In section 6.8, add a figure for the definition of the Segre variety.
In Appendix B, introduce and use winding numbers and describe how things are connected to our statements. That makes things more compatible with most one-variable books.
Improve Figure C.1 a little.
In Appendix C add a short note on how to evaluate $k$-forms.
In Appendix D define integral domain and properly assume it for the definitions of PID and UFD.
Add reference to my one variable book in the reading.
When computing the Hessian use the vertical bar to evaluate, it may be clearer
Figures now have numbers, captions, float, and have explicit references in text.
Replace many j's with k's or similar for aesthetic reasons. Some other letters are changed to be more consistent too.
Use Hermitian form or Hermitian quadratic form where appropriate rather than sesquilinear which should only be called that if both arguments can vary independently.
Some figures have been mildly cleaned up.
Shorten a couple of section titles slightly.
Tighten the language and improve clarity in many places.
Fix errata.

[Item position lines]

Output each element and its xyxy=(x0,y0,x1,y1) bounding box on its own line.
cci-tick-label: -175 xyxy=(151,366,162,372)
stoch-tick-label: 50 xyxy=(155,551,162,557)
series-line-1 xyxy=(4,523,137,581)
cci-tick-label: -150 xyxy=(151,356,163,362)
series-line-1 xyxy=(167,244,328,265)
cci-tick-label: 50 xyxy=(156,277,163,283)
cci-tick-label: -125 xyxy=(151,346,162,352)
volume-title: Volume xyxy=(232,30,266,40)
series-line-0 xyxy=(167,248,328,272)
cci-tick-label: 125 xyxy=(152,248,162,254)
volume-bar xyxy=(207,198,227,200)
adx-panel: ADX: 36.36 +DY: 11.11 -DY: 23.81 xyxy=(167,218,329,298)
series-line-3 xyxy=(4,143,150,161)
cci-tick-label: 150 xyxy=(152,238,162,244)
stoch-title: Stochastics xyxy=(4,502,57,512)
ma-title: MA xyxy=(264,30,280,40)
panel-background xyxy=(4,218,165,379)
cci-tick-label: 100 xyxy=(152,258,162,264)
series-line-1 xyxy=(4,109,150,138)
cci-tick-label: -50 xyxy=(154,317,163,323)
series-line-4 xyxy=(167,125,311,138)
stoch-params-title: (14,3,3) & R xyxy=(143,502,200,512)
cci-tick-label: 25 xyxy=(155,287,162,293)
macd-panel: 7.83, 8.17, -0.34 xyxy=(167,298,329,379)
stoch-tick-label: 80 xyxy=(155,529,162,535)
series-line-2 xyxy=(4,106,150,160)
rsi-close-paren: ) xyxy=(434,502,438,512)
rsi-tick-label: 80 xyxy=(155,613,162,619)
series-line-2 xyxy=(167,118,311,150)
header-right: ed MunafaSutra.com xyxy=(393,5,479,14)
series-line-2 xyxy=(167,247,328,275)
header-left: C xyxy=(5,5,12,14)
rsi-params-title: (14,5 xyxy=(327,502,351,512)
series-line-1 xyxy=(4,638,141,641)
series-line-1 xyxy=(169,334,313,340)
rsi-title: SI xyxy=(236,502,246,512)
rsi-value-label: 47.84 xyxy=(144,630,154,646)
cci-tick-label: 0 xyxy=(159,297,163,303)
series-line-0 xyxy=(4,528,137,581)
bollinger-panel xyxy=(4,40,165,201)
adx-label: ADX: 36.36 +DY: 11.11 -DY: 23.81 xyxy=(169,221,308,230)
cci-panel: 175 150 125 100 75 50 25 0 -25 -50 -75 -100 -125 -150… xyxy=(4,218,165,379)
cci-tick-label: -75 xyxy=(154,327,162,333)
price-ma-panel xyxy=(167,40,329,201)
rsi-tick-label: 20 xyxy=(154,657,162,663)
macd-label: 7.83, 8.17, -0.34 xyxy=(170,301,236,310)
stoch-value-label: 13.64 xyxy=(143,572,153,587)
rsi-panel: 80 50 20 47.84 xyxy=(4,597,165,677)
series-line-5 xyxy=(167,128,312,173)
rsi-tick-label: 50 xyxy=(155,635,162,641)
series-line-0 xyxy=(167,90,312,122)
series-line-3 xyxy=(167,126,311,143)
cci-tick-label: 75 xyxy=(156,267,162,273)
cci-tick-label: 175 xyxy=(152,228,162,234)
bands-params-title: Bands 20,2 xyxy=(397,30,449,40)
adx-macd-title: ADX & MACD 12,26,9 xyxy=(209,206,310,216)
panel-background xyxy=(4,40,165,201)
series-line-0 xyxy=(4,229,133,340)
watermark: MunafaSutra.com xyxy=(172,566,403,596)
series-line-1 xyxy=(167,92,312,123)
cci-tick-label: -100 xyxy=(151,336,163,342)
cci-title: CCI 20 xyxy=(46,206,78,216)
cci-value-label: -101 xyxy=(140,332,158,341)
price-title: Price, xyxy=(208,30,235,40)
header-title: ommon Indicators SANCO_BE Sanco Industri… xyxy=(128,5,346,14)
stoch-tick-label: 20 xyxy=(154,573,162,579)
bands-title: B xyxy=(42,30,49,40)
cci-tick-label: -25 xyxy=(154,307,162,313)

Goal of the exercise.
Could you give the changelog again, starting at "In Appendix C" and ending at "section titles slightly.", but change "Hessian" to "Jacobian"? You can do without the lines to carry out what is asked.

Result of the exercise.
In Appendix C add a short note on how to evaluate $k$-forms.
In Appendix D define integral domain and properly assume it for the definitions of PID and UFD.
Add reference to my one variable book in the reading.
When computing the Jacobian use the vertical bar to evaluate, it may be clearer
Figures now have numbers, captions, float, and have explicit references in text.
Replace many j's with k's or similar for aesthetic reasons. Some other letters are changed to be more consistent too.
Use Hermitian form or Hermitian quadratic form where appropriate rather than sesquilinear which should only be called that if both arguments can vary independently.
Some figures have been mildly cleaned up.
Shorten a couple of section titles slightly.